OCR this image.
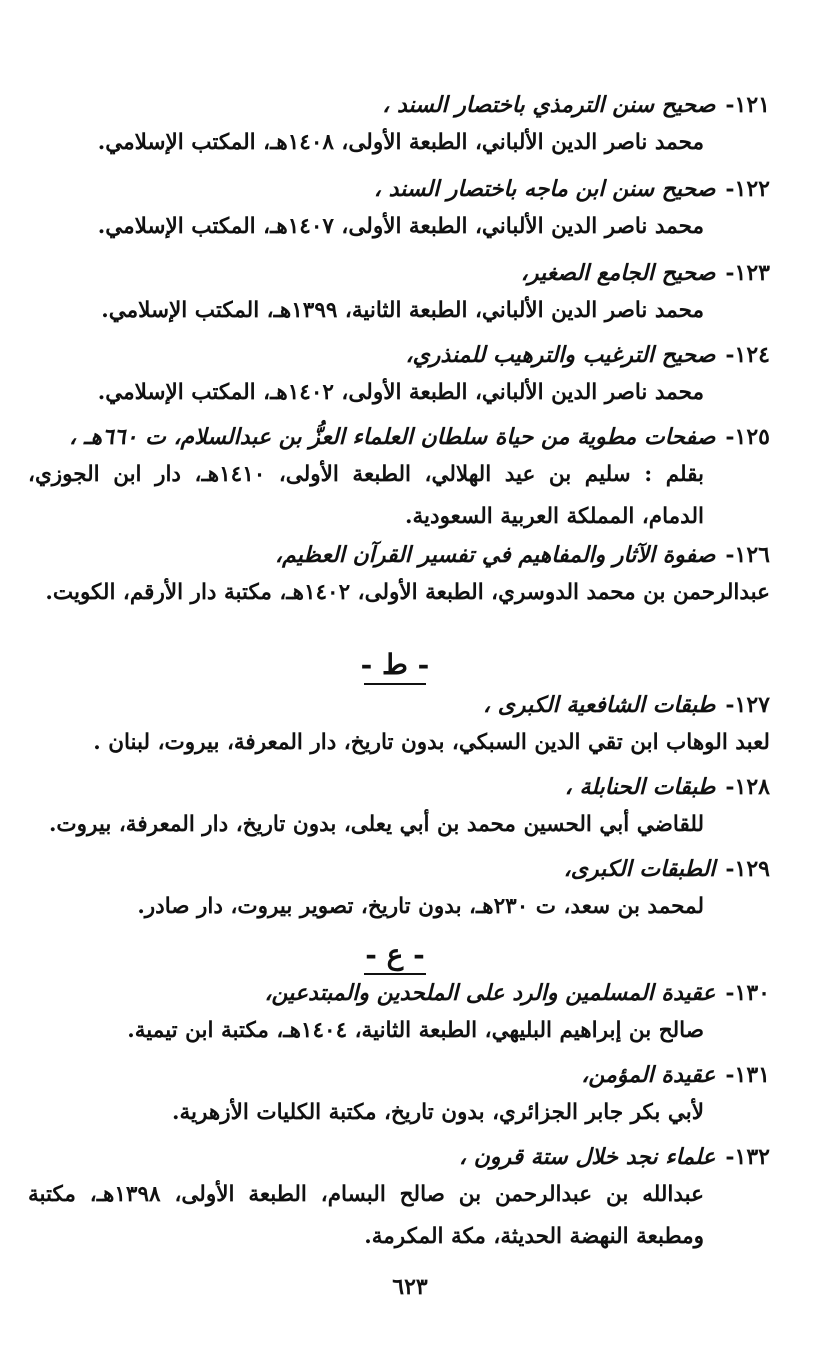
١٢١
-
صحيح سنن الترمذي باختصار السند ،
محمد ناصر الدين الألباني، الطبعة الأولى، ١٤٠٨هـ، المكتب الإسلامي.
١٢٢
-
صحيح سنن ابن ماجه باختصار السند ،
محمد ناصر الدين الألباني، الطبعة الأولى، ١٤٠٧هـ، المكتب الإسلامي.
١٢٣
-
صحيح الجامع الصغير،
محمد ناصر الدين الألباني، الطبعة الثانية، ١٣٩٩هـ، المكتب الإسلامي.
١٢٤
-
صحيح الترغيب والترهيب للمنذري،
محمد ناصر الدين الألباني، الطبعة الأولى، ١٤٠٢هـ، المكتب الإسلامي.
١٢٥
-
صفحات مطوية من حياة سلطان العلماء العزُّ بن عبدالسلام، ت ٦٦٠هـ ،
بقلم : سليم بن عيد الهلالي، الطبعة الأولى، ١٤١٠هـ، دار ابن الجوزي، الدمام، المملكة العربية السعودية.
١٢٦
-
صفوة الآثار والمفاهيم في تفسير القرآن العظيم،
عبدالرحمن بن محمد الدوسري، الطبعة الأولى، ١٤٠٢هـ، مكتبة دار الأرقم، الكويت.
- ط -
١٢٧
-
طبقات الشافعية الكبرى ،
لعبد الوهاب ابن تقي الدين السبكي، بدون تاريخ، دار المعرفة، بيروت، لبنان .
١٢٨
-
طبقات الحنابلة ،
للقاضي أبي الحسين محمد بن أبي يعلى، بدون تاريخ، دار المعرفة، بيروت.
١٢٩
-
الطبقات الكبرى،
لمحمد بن سعد، ت ٢٣٠هـ، بدون تاريخ، تصوير بيروت، دار صادر.
- ع -
١٣٠
-
عقيدة المسلمين والرد على الملحدين والمبتدعين،
صالح بن إبراهيم البليهي، الطبعة الثانية، ١٤٠٤هـ، مكتبة ابن تيمية.
١٣١
-
عقيدة المؤمن،
لأبي بكر جابر الجزائري، بدون تاريخ، مكتبة الكليات الأزهرية.
١٣٢
-
علماء نجد خلال ستة قرون ،
عبدالله بن عبدالرحمن بن صالح البسام، الطبعة الأولى، ١٣٩٨هـ، مكتبة ومطبعة النهضة الحديثة، مكة المكرمة.
٦٢٣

§

_Description of the task_: Reproduce each record above by retyping it exactly; omit all images.

_Final result_:
OCR this image.
١٢١
-
صحيح سنن الترمذي باختصار السند ،
محمد ناصر الدين الألباني، الطبعة الأولى، ١٤٠٨هـ، المكتب الإسلامي.
١٢٢
-
صحيح سنن ابن ماجه باختصار السند ،
محمد ناصر الدين الألباني، الطبعة الأولى، ١٤٠٧هـ، المكتب الإسلامي.
١٢٣
-
صحيح الجامع الصغير،
محمد ناصر الدين الألباني، الطبعة الثانية، ١٣٩٩هـ، المكتب الإسلامي.
١٢٤
-
صحيح الترغيب والترهيب للمنذري،
محمد ناصر الدين الألباني، الطبعة الأولى، ١٤٠٢هـ، المكتب الإسلامي.
١٢٥
-
صفحات مطوية من حياة سلطان العلماء العزُّ بن عبدالسلام، ت ٦٦٠هـ ،
بقلم : سليم بن عيد الهلالي، الطبعة الأولى، ١٤١٠هـ، دار ابن الجوزي، الدمام، المملكة العربية السعودية.
١٢٦
-
صفوة الآثار والمفاهيم في تفسير القرآن العظيم،
عبدالرحمن بن محمد الدوسري، الطبعة الأولى، ١٤٠٢هـ، مكتبة دار الأرقم، الكويت.
- ط -
١٢٧
-
طبقات الشافعية الكبرى ،
لعبد الوهاب ابن تقي الدين السبكي، بدون تاريخ، دار المعرفة، بيروت، لبنان .
١٢٨
-
طبقات الحنابلة ،
للقاضي أبي الحسين محمد بن أبي يعلى، بدون تاريخ، دار المعرفة، بيروت.
١٢٩
-
الطبقات الكبرى،
لمحمد بن سعد، ت ٢٣٠هـ، بدون تاريخ، تصوير بيروت، دار صادر.
- ع -
١٣٠
-
عقيدة المسلمين والرد على الملحدين والمبتدعين،
صالح بن إبراهيم البليهي، الطبعة الثانية، ١٤٠٤هـ، مكتبة ابن تيمية.
١٣١
-
عقيدة المؤمن،
لأبي بكر جابر الجزائري، بدون تاريخ، مكتبة الكليات الأزهرية.
١٣٢
-
علماء نجد خلال ستة قرون ،
عبدالله بن عبدالرحمن بن صالح البسام، الطبعة الأولى، ١٣٩٨هـ، مكتبة ومطبعة النهضة الحديثة، مكة المكرمة.
٦٢٣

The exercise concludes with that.